*Given problem:* Copy each line of the records that contains the word "HILLSIDE".

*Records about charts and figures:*
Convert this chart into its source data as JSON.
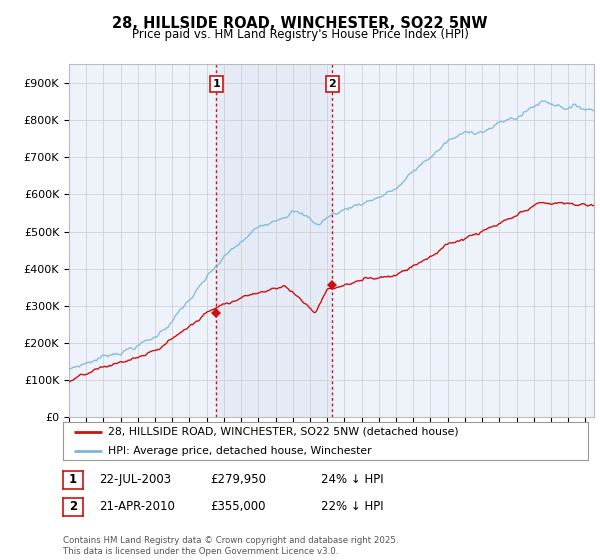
{
  "title_line1": "28, HILLSIDE ROAD, WINCHESTER, SO22 5NW",
  "title_line2": "Price paid vs. HM Land Registry's House Price Index (HPI)",
  "ylim": [
    0,
    950000
  ],
  "yticks": [
    0,
    100000,
    200000,
    300000,
    400000,
    500000,
    600000,
    700000,
    800000,
    900000
  ],
  "ytick_labels": [
    "£0",
    "£100K",
    "£200K",
    "£300K",
    "£400K",
    "£500K",
    "£600K",
    "£700K",
    "£800K",
    "£900K"
  ],
  "hpi_color": "#7db8d8",
  "property_color": "#cc1111",
  "vline_color": "#cc1111",
  "plot_bg_color": "#eef2fa",
  "grid_color": "#cccccc",
  "purchase1_year": 2003.55,
  "purchase1_price": 279950,
  "purchase2_year": 2010.3,
  "purchase2_price": 355000,
  "legend_line1": "28, HILLSIDE ROAD, WINCHESTER, SO22 5NW (detached house)",
  "legend_line2": "HPI: Average price, detached house, Winchester",
  "table_row1": [
    "1",
    "22-JUL-2003",
    "£279,950",
    "24% ↓ HPI"
  ],
  "table_row2": [
    "2",
    "21-APR-2010",
    "£355,000",
    "22% ↓ HPI"
  ],
  "footnote": "Contains HM Land Registry data © Crown copyright and database right 2025.\nThis data is licensed under the Open Government Licence v3.0.",
  "xmin": 1995,
  "xmax": 2025.5
}
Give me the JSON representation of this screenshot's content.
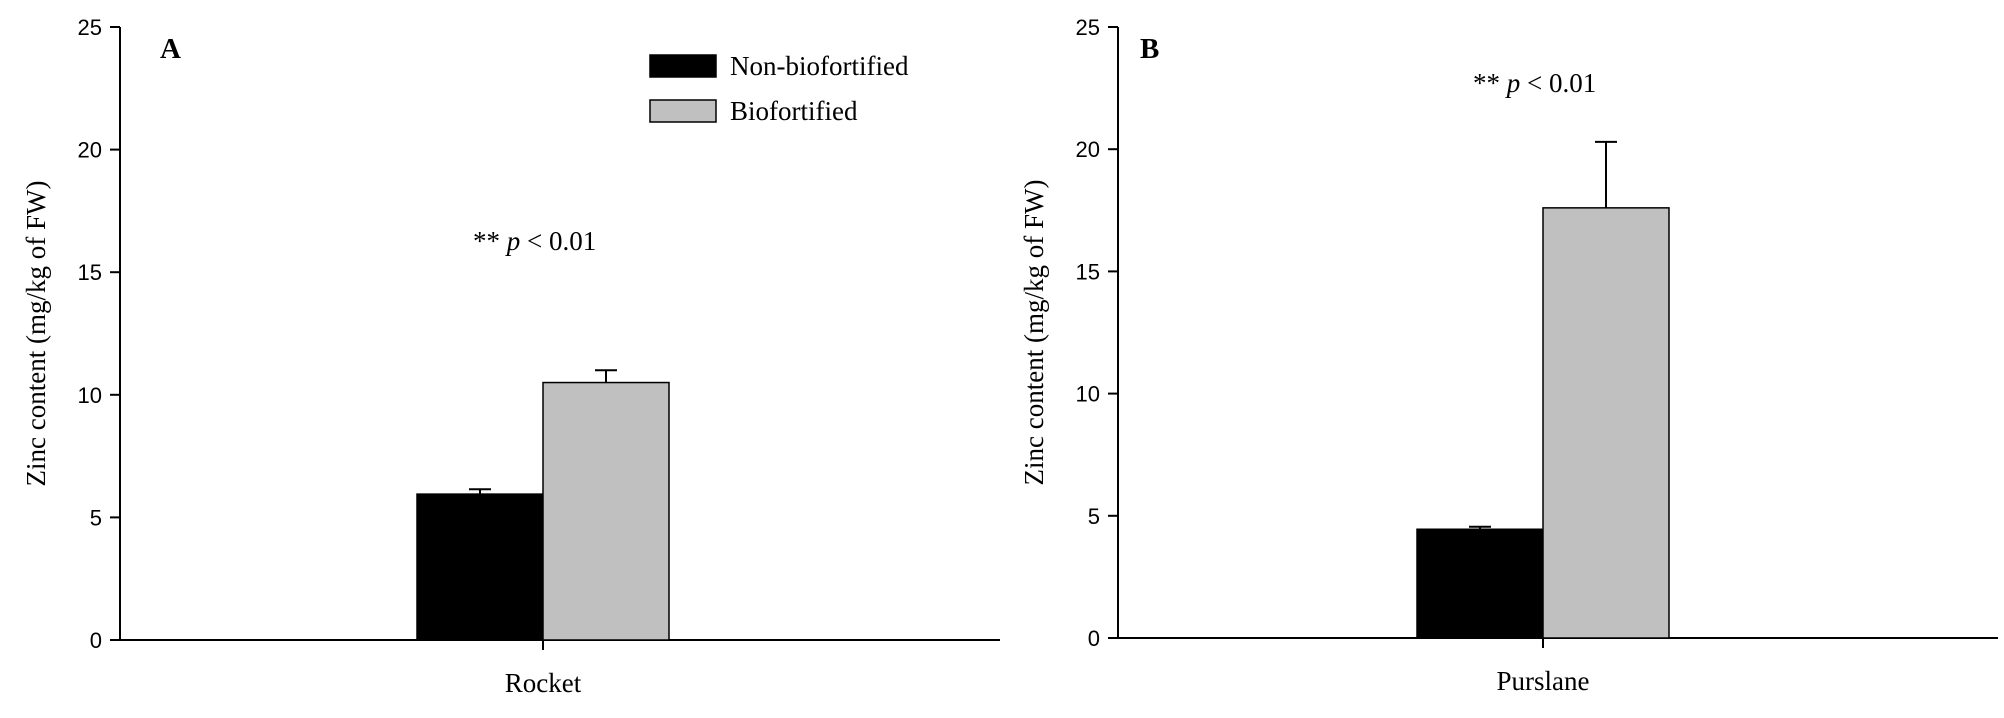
{
  "chart_data": [
    {
      "type": "bar",
      "panel_label": "A",
      "categories": [
        "Rocket"
      ],
      "ylabel": "Zinc content (mg/kg of FW)",
      "xlabel": "",
      "ylim": [
        0,
        25
      ],
      "yticks": [
        0,
        5,
        10,
        15,
        20,
        25
      ],
      "series": [
        {
          "name": "Non-biofortified",
          "values": [
            5.95
          ],
          "errors": [
            0.2
          ],
          "color": "#000000"
        },
        {
          "name": "Biofortified",
          "values": [
            10.5
          ],
          "errors": [
            0.5
          ],
          "color": "#c0c0c0"
        }
      ],
      "annotation": {
        "stars": "**",
        "p_symbol": "p",
        "comparison": " < 0.01"
      },
      "legend": {
        "visible": true,
        "placement": "top-right"
      },
      "grid": false
    },
    {
      "type": "bar",
      "panel_label": "B",
      "categories": [
        "Purslane"
      ],
      "ylabel": "Zinc content (mg/kg of FW)",
      "xlabel": "",
      "ylim": [
        0,
        25
      ],
      "yticks": [
        0,
        5,
        10,
        15,
        20,
        25
      ],
      "series": [
        {
          "name": "Non-biofortified",
          "values": [
            4.45
          ],
          "errors": [
            0.1
          ],
          "color": "#000000"
        },
        {
          "name": "Biofortified",
          "values": [
            17.6
          ],
          "errors": [
            2.7
          ],
          "color": "#c0c0c0"
        }
      ],
      "annotation": {
        "stars": "**",
        "p_symbol": "p",
        "comparison": " < 0.01"
      },
      "legend": {
        "visible": false
      },
      "grid": false
    }
  ]
}
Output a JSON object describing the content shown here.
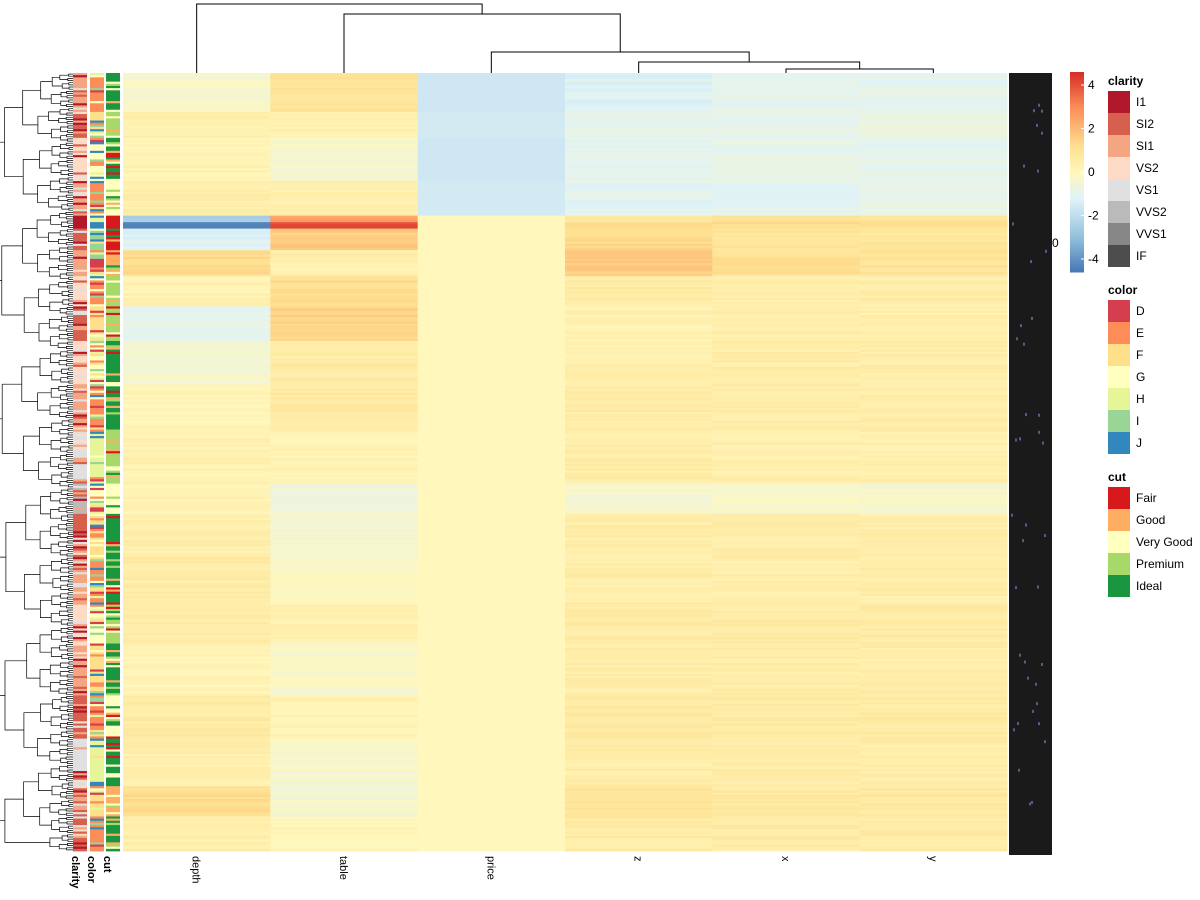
{
  "chart_data": {
    "type": "heatmap",
    "title": "",
    "columns": [
      "depth",
      "table",
      "price",
      "z",
      "x",
      "y"
    ],
    "column_dendrogram_order": [
      "depth",
      "table",
      "price",
      "z",
      "x",
      "y"
    ],
    "row_annotation_tracks": [
      "clarity",
      "color",
      "cut"
    ],
    "colorbar": {
      "ticks": [
        4,
        2,
        0,
        -2,
        -4
      ],
      "range": [
        -4.6,
        4.6
      ],
      "colors": [
        "#4575B4",
        "#91BFDB",
        "#E0F3F8",
        "#FFFFBF",
        "#FEE090",
        "#FC8D59",
        "#D73027"
      ]
    },
    "row_blocks": [
      {
        "rows": 18,
        "values": [
          -0.3,
          1.0,
          -1.6,
          -1.2,
          -1.0,
          -1.0
        ],
        "cut": "Ideal",
        "color": "E",
        "clarity": "SI1"
      },
      {
        "rows": 12,
        "values": [
          0.4,
          0.3,
          -1.5,
          -0.9,
          -0.9,
          -0.8
        ],
        "cut": "Premium",
        "color": "F",
        "clarity": "SI2"
      },
      {
        "rows": 20,
        "values": [
          0.2,
          -0.3,
          -1.6,
          -1.0,
          -0.9,
          -0.9
        ],
        "cut": "Ideal",
        "color": "G",
        "clarity": "VS2"
      },
      {
        "rows": 16,
        "values": [
          0.5,
          0.4,
          -1.5,
          -1.1,
          -1.0,
          -0.9
        ],
        "cut": "Very Good",
        "color": "E",
        "clarity": "SI1"
      },
      {
        "rows": 3,
        "values": [
          -2.6,
          2.6,
          0.0,
          0.9,
          1.0,
          0.9
        ],
        "cut": "Fair",
        "color": "H",
        "clarity": "I1"
      },
      {
        "rows": 3,
        "values": [
          -4.4,
          4.2,
          0.0,
          1.4,
          1.2,
          1.1
        ],
        "cut": "Fair",
        "color": "J",
        "clarity": "I1"
      },
      {
        "rows": 10,
        "values": [
          -1.2,
          1.6,
          0.0,
          1.3,
          0.9,
          0.8
        ],
        "cut": "Fair",
        "color": "I",
        "clarity": "SI2"
      },
      {
        "rows": 12,
        "values": [
          1.3,
          0.4,
          0.0,
          1.6,
          1.1,
          1.0
        ],
        "cut": "Good",
        "color": "D",
        "clarity": "SI1"
      },
      {
        "rows": 14,
        "values": [
          0.3,
          1.2,
          0.0,
          0.6,
          0.5,
          0.5
        ],
        "cut": "Premium",
        "color": "E",
        "clarity": "VS2"
      },
      {
        "rows": 16,
        "values": [
          -0.9,
          1.5,
          0.0,
          0.3,
          0.4,
          0.4
        ],
        "cut": "Premium",
        "color": "F",
        "clarity": "SI2"
      },
      {
        "rows": 20,
        "values": [
          -0.4,
          0.6,
          0.0,
          0.4,
          0.5,
          0.5
        ],
        "cut": "Ideal",
        "color": "G",
        "clarity": "VS2"
      },
      {
        "rows": 22,
        "values": [
          0.1,
          0.7,
          0.0,
          0.5,
          0.5,
          0.5
        ],
        "cut": "Ideal",
        "color": "E",
        "clarity": "SI1"
      },
      {
        "rows": 24,
        "values": [
          0.3,
          0.2,
          0.0,
          0.5,
          0.4,
          0.4
        ],
        "cut": "Premium",
        "color": "H",
        "clarity": "VS1"
      },
      {
        "rows": 14,
        "values": [
          0.2,
          -0.6,
          0.0,
          -0.4,
          -0.3,
          -0.3
        ],
        "cut": "Very Good",
        "color": "G",
        "clarity": "VVS2"
      },
      {
        "rows": 20,
        "values": [
          0.4,
          -0.4,
          0.0,
          0.5,
          0.5,
          0.5
        ],
        "cut": "Ideal",
        "color": "F",
        "clarity": "SI2"
      },
      {
        "rows": 22,
        "values": [
          0.6,
          -0.1,
          0.0,
          0.5,
          0.5,
          0.5
        ],
        "cut": "Ideal",
        "color": "E",
        "clarity": "SI1"
      },
      {
        "rows": 18,
        "values": [
          0.5,
          0.3,
          0.0,
          0.6,
          0.6,
          0.6
        ],
        "cut": "Premium",
        "color": "G",
        "clarity": "VS2"
      },
      {
        "rows": 24,
        "values": [
          0.2,
          -0.2,
          0.0,
          0.5,
          0.5,
          0.5
        ],
        "cut": "Ideal",
        "color": "F",
        "clarity": "SI1"
      },
      {
        "rows": 20,
        "values": [
          0.6,
          0.2,
          0.0,
          0.7,
          0.6,
          0.6
        ],
        "cut": "Very Good",
        "color": "E",
        "clarity": "SI2"
      },
      {
        "rows": 22,
        "values": [
          0.4,
          -0.3,
          0.0,
          0.5,
          0.5,
          0.5
        ],
        "cut": "Ideal",
        "color": "H",
        "clarity": "VS1"
      },
      {
        "rows": 14,
        "values": [
          1.2,
          -0.4,
          0.0,
          0.9,
          0.7,
          0.7
        ],
        "cut": "Good",
        "color": "F",
        "clarity": "SI1"
      },
      {
        "rows": 16,
        "values": [
          0.5,
          0.1,
          0.0,
          0.6,
          0.6,
          0.6
        ],
        "cut": "Ideal",
        "color": "E",
        "clarity": "SI2"
      }
    ]
  },
  "legends": {
    "clarity": {
      "title": "clarity",
      "items": [
        {
          "label": "I1",
          "color": "#B2182B"
        },
        {
          "label": "SI2",
          "color": "#D6604D"
        },
        {
          "label": "SI1",
          "color": "#F4A582"
        },
        {
          "label": "VS2",
          "color": "#FDDBC7"
        },
        {
          "label": "VS1",
          "color": "#E0E0E0"
        },
        {
          "label": "VVS2",
          "color": "#BABABA"
        },
        {
          "label": "VVS1",
          "color": "#878787"
        },
        {
          "label": "IF",
          "color": "#4D4D4D"
        }
      ]
    },
    "color": {
      "title": "color",
      "items": [
        {
          "label": "D",
          "color": "#D53E4F"
        },
        {
          "label": "E",
          "color": "#FC8D59"
        },
        {
          "label": "F",
          "color": "#FEE08B"
        },
        {
          "label": "G",
          "color": "#FFFFBF"
        },
        {
          "label": "H",
          "color": "#E6F598"
        },
        {
          "label": "I",
          "color": "#99D594"
        },
        {
          "label": "J",
          "color": "#3288BD"
        }
      ]
    },
    "cut": {
      "title": "cut",
      "items": [
        {
          "label": "Fair",
          "color": "#D7191C"
        },
        {
          "label": "Good",
          "color": "#FDAE61"
        },
        {
          "label": "Very Good",
          "color": "#FFFFBF"
        },
        {
          "label": "Premium",
          "color": "#A6D96A"
        },
        {
          "label": "Ideal",
          "color": "#1A9641"
        }
      ]
    }
  },
  "right_edge_label": "0"
}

*The response:*
  "title_line1": "28, HILLSIDE ROAD, WINCHESTER, SO22 5NW",
  "legend_line1": "28, HILLSIDE ROAD, WINCHESTER, SO22 5NW (detached house)",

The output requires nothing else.